Stated task: Copy out every line of the records where the string "miljoonan" occurs.

Data supplied:
# # # # # # #
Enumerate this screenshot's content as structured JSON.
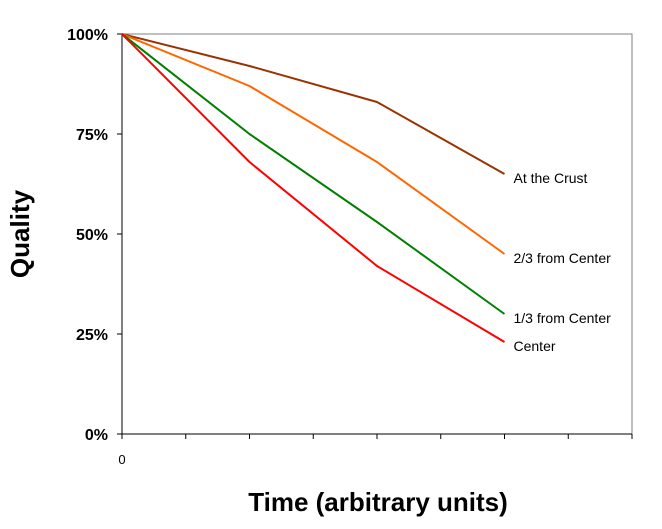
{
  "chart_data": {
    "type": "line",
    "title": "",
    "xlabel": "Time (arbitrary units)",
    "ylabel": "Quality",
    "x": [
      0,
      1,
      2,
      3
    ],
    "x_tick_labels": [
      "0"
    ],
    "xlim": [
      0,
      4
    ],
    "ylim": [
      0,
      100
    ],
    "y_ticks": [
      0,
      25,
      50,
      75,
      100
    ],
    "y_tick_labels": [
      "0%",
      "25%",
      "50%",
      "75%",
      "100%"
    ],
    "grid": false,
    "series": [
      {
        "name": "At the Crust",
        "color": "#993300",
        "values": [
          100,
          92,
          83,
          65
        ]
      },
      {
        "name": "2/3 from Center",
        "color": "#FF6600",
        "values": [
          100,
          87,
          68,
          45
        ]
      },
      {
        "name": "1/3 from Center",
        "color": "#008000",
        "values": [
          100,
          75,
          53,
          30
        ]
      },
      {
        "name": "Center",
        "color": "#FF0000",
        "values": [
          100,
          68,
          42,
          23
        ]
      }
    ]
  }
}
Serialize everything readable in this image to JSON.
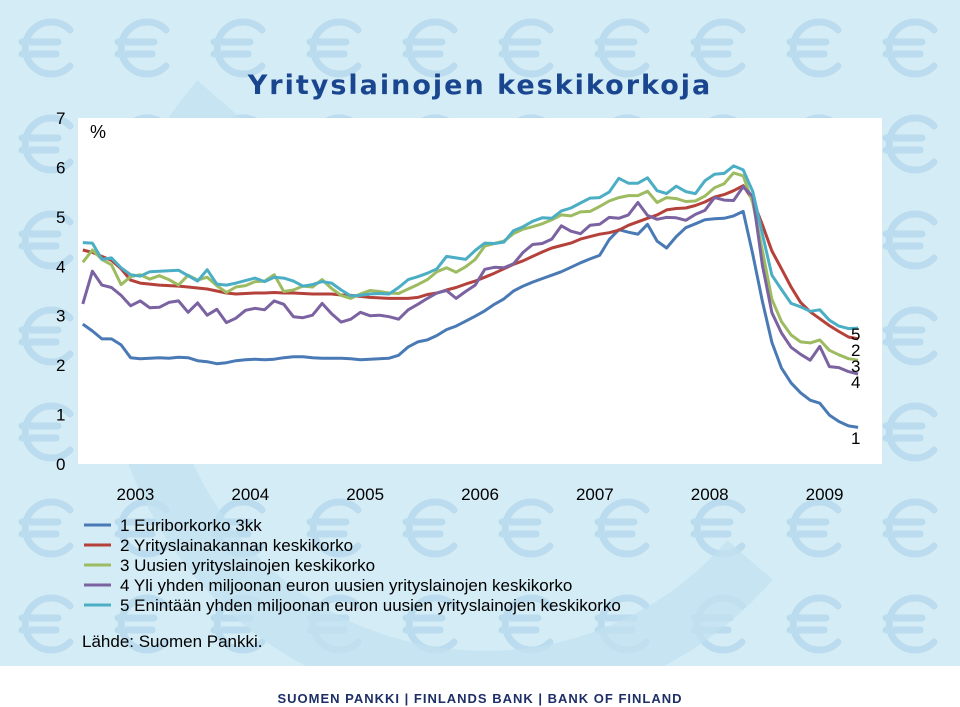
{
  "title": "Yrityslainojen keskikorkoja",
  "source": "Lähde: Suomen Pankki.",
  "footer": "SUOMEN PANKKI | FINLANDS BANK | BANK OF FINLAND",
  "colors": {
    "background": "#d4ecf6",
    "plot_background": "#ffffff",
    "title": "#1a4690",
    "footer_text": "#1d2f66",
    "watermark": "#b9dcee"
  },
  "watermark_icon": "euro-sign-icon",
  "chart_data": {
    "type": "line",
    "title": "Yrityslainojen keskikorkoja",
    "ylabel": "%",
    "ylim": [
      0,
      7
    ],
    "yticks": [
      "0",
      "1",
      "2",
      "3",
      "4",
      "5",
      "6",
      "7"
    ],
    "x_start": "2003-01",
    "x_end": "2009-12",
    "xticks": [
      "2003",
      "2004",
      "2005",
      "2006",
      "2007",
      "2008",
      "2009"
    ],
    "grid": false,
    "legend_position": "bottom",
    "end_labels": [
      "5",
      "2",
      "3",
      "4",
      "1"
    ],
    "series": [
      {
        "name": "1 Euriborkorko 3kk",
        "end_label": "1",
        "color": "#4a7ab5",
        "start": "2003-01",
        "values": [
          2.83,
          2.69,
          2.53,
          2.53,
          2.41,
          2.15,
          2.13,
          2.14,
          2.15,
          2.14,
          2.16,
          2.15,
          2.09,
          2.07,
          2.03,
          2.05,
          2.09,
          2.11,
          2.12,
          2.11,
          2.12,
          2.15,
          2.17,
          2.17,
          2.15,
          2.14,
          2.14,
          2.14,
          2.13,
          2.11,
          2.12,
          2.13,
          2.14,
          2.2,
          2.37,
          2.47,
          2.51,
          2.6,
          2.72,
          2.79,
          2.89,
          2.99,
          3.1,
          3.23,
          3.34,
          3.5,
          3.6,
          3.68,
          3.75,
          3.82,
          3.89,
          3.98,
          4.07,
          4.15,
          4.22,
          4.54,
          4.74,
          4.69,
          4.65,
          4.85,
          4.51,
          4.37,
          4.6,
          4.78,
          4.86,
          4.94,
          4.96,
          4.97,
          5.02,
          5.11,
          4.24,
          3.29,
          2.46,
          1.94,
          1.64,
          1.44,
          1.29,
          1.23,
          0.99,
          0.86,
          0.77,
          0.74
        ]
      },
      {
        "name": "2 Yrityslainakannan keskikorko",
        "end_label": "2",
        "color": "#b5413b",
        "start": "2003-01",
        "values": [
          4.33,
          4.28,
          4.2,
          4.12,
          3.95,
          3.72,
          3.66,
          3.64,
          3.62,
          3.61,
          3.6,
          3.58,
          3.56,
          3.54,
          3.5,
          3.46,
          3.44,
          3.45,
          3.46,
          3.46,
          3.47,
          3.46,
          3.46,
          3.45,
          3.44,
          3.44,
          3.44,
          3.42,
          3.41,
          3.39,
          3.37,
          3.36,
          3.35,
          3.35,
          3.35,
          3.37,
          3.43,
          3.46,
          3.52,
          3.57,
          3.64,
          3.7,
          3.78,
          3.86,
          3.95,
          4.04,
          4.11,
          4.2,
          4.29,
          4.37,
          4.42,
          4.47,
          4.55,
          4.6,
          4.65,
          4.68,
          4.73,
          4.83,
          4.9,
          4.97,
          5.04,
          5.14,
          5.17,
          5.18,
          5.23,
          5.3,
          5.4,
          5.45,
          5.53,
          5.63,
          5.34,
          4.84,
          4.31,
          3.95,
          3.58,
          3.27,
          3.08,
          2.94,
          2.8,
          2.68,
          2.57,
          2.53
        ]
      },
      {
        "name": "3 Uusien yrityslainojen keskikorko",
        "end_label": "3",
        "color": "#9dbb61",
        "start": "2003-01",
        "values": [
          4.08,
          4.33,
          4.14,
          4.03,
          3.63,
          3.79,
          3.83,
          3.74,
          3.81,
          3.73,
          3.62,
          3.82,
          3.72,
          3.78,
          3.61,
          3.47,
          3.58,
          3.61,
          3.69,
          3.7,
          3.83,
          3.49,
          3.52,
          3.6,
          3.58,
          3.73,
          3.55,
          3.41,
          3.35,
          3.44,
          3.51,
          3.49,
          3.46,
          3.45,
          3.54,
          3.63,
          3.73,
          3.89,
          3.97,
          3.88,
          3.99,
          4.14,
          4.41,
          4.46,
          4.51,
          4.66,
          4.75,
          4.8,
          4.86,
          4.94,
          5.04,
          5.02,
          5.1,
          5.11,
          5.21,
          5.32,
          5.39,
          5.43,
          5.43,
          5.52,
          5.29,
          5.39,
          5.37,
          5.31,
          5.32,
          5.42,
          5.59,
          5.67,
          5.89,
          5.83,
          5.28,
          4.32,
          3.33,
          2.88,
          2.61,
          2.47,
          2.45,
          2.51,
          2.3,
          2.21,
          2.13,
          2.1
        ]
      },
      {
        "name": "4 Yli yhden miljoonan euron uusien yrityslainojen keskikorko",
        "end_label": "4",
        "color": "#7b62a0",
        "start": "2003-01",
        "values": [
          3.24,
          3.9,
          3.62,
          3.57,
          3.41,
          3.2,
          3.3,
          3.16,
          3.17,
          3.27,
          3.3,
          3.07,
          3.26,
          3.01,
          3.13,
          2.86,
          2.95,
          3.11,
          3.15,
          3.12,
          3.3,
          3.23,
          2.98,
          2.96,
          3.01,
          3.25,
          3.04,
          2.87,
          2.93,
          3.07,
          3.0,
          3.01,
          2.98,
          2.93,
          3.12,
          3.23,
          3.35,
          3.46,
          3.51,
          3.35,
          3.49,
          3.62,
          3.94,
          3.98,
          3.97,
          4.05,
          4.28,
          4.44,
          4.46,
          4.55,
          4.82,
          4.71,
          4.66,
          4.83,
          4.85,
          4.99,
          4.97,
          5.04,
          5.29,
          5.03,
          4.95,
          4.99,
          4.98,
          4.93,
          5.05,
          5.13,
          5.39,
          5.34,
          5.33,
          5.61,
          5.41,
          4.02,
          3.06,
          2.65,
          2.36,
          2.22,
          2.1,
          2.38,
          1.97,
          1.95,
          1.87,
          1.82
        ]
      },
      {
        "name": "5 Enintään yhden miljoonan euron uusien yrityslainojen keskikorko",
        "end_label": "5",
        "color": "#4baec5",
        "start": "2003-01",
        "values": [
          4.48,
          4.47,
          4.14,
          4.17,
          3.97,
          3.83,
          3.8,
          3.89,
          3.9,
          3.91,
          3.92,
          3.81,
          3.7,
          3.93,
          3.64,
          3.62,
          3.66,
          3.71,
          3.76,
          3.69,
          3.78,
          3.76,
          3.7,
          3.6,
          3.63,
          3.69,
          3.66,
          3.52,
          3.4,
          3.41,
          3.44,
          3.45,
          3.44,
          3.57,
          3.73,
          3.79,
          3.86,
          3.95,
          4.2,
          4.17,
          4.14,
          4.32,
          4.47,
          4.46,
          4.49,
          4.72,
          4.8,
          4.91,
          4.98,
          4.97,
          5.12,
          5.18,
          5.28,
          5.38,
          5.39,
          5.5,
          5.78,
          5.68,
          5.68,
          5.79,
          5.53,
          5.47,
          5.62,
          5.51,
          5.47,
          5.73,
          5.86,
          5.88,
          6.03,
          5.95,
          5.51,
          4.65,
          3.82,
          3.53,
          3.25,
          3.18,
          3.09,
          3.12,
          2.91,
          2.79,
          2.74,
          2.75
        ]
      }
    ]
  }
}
# # # # # # #
Task response:
        "name": "4 Yli yhden miljoonan euron uusien yrityslainojen keskikorko",
        "name": "5 Enintään yhden miljoonan euron uusien yrityslainojen keskikorko",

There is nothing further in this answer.